# Task
From the listing below, extract each line containing the string "detached".

# Material for this exercise

*****

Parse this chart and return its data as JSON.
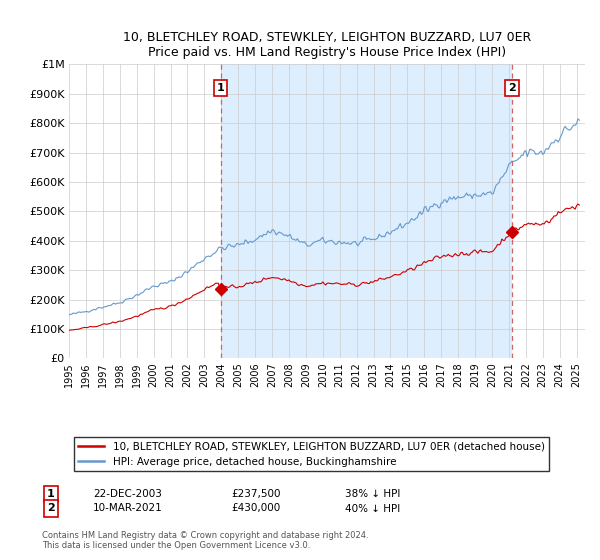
{
  "title": "10, BLETCHLEY ROAD, STEWKLEY, LEIGHTON BUZZARD, LU7 0ER",
  "subtitle": "Price paid vs. HM Land Registry's House Price Index (HPI)",
  "ylim": [
    0,
    1000000
  ],
  "yticks": [
    0,
    100000,
    200000,
    300000,
    400000,
    500000,
    600000,
    700000,
    800000,
    900000,
    1000000
  ],
  "ytick_labels": [
    "£0",
    "£100K",
    "£200K",
    "£300K",
    "£400K",
    "£500K",
    "£600K",
    "£700K",
    "£800K",
    "£900K",
    "£1M"
  ],
  "sale1_date_x": 2003.97,
  "sale1_price": 237500,
  "sale1_label": "1",
  "sale2_date_x": 2021.19,
  "sale2_price": 430000,
  "sale2_label": "2",
  "hpi_color": "#6699cc",
  "hpi_fill_color": "#ddeeff",
  "sale_color": "#cc0000",
  "marker_color": "#cc0000",
  "vline1_color": "#cc6666",
  "vline2_color": "#cc6666",
  "legend_sale_label": "10, BLETCHLEY ROAD, STEWKLEY, LEIGHTON BUZZARD, LU7 0ER (detached house)",
  "legend_hpi_label": "HPI: Average price, detached house, Buckinghamshire",
  "footnote": "Contains HM Land Registry data © Crown copyright and database right 2024.\nThis data is licensed under the Open Government Licence v3.0.",
  "xmin": 1995.0,
  "xmax": 2025.5
}
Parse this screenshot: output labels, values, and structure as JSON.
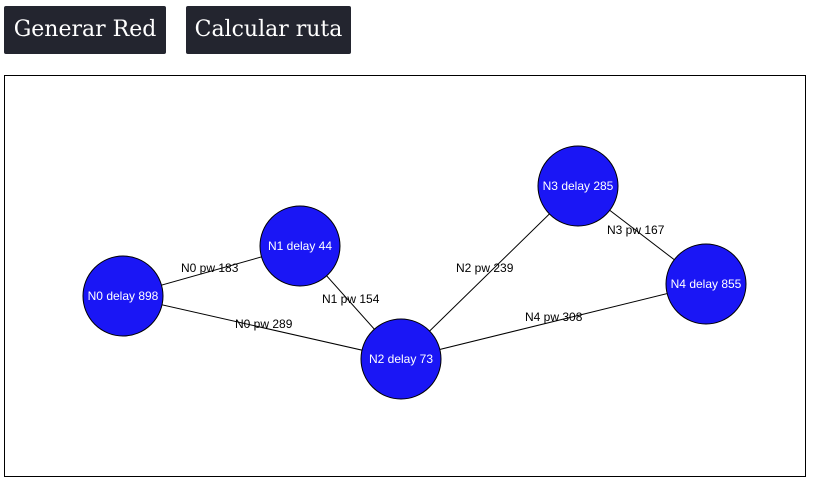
{
  "toolbar": {
    "generate_label": "Generar Red",
    "route_label": "Calcular ruta"
  },
  "colors": {
    "button_bg": "#23252f",
    "node_fill": "#1a16f5",
    "edge_stroke": "#000000"
  },
  "network": {
    "nodes": [
      {
        "id": "N0",
        "label": "N0 delay 898"
      },
      {
        "id": "N1",
        "label": "N1 delay 44"
      },
      {
        "id": "N2",
        "label": "N2 delay 73"
      },
      {
        "id": "N3",
        "label": "N3 delay 285"
      },
      {
        "id": "N4",
        "label": "N4 delay 855"
      }
    ],
    "edges": [
      {
        "from": "N0",
        "to": "N1",
        "label": "N0 pw 183"
      },
      {
        "from": "N0",
        "to": "N2",
        "label": "N0 pw 289"
      },
      {
        "from": "N1",
        "to": "N2",
        "label": "N1 pw 154"
      },
      {
        "from": "N2",
        "to": "N3",
        "label": "N2 pw 239"
      },
      {
        "from": "N2",
        "to": "N4",
        "label": "N4 pw 308"
      },
      {
        "from": "N3",
        "to": "N4",
        "label": "N3 pw 167"
      }
    ]
  }
}
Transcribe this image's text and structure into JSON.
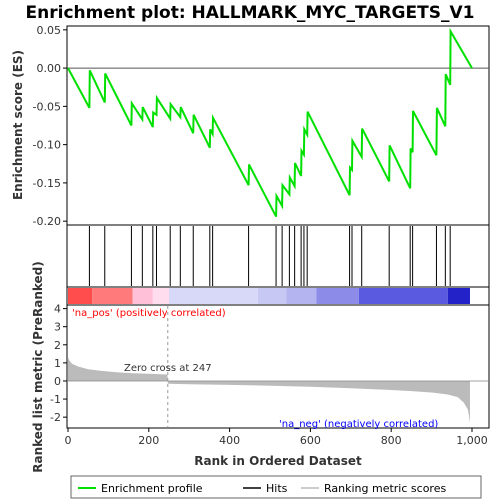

*****

# Response to this task
  "legend_sale_label": "10, BLETCHLEY ROAD, STEWKLEY, LEIGHTON BUZZARD, LU7 0ER (detached house)",
  "legend_hpi_label": "HPI: Average price, detached house, Buckinghamshire",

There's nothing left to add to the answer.